## WORK REQUIRED
Write out all of the entries exactly, please.

## EXCERPTED RECORDS
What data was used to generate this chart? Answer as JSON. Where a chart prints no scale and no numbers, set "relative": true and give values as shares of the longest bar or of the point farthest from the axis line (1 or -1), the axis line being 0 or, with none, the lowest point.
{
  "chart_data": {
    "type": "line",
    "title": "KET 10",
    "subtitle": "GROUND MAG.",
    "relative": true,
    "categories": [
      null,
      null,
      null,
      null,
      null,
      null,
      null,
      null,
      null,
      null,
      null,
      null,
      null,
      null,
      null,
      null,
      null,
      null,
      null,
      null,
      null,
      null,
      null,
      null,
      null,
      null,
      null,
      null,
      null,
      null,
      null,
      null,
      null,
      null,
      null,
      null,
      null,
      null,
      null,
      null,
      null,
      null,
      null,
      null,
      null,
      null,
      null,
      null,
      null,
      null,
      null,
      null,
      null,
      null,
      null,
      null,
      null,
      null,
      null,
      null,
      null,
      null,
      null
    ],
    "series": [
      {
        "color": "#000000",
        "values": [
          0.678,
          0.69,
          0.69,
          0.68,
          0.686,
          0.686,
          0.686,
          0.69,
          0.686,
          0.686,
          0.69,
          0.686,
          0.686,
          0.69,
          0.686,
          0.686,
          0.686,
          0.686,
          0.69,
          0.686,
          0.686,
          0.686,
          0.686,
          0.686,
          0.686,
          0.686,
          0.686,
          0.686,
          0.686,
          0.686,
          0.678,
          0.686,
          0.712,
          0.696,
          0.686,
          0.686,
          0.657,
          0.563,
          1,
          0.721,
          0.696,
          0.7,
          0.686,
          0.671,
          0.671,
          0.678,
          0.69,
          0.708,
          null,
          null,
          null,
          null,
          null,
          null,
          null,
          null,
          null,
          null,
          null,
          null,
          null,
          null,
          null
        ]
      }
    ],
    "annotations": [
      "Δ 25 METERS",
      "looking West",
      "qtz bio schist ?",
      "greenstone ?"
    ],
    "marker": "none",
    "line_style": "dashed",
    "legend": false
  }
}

## EXERCISE OUTPUT
What data was used to generate this chart? Answer as JSON. Where a chart prints no scale and no numbers, set "relative": true and give values as shares of the longest bar or of the point farthest from the axis line (1 or -1), the axis line being 0 or, with none, the lowest point.
{
  "chart_data": {
    "type": "line",
    "title": "KET 10",
    "subtitle": "GROUND MAG.",
    "relative": true,
    "categories": [
      null,
      null,
      null,
      null,
      null,
      null,
      null,
      null,
      null,
      null,
      null,
      null,
      null,
      null,
      null,
      null,
      null,
      null,
      null,
      null,
      null,
      null,
      null,
      null,
      null,
      null,
      null,
      null,
      null,
      null,
      null,
      null,
      null,
      null,
      null,
      null,
      null,
      null,
      null,
      null,
      null,
      null,
      null,
      null,
      null,
      null,
      null,
      null,
      null,
      null,
      null,
      null,
      null,
      null,
      null,
      null,
      null,
      null,
      null,
      null,
      null,
      null,
      null
    ],
    "series": [
      {
        "color": "#000000",
        "values": [
          0.678,
          0.69,
          0.69,
          0.68,
          0.686,
          0.686,
          0.686,
          0.69,
          0.686,
          0.686,
          0.69,
          0.686,
          0.686,
          0.69,
          0.686,
          0.686,
          0.686,
          0.686,
          0.69,
          0.686,
          0.686,
          0.686,
          0.686,
          0.686,
          0.686,
          0.686,
          0.686,
          0.686,
          0.686,
          0.686,
          0.678,
          0.686,
          0.712,
          0.696,
          0.686,
          0.686,
          0.657,
          0.563,
          1,
          0.721,
          0.696,
          0.7,
          0.686,
          0.671,
          0.671,
          0.678,
          0.69,
          0.708,
          null,
          null,
          null,
          null,
          null,
          null,
          null,
          null,
          null,
          null,
          null,
          null,
          null,
          null,
          null
        ]
      }
    ],
    "annotations": [
      "Δ 25 METERS",
      "looking West",
      "qtz bio schist ?",
      "greenstone ?"
    ],
    "marker": "none",
    "line_style": "dashed",
    "legend": false
  }
}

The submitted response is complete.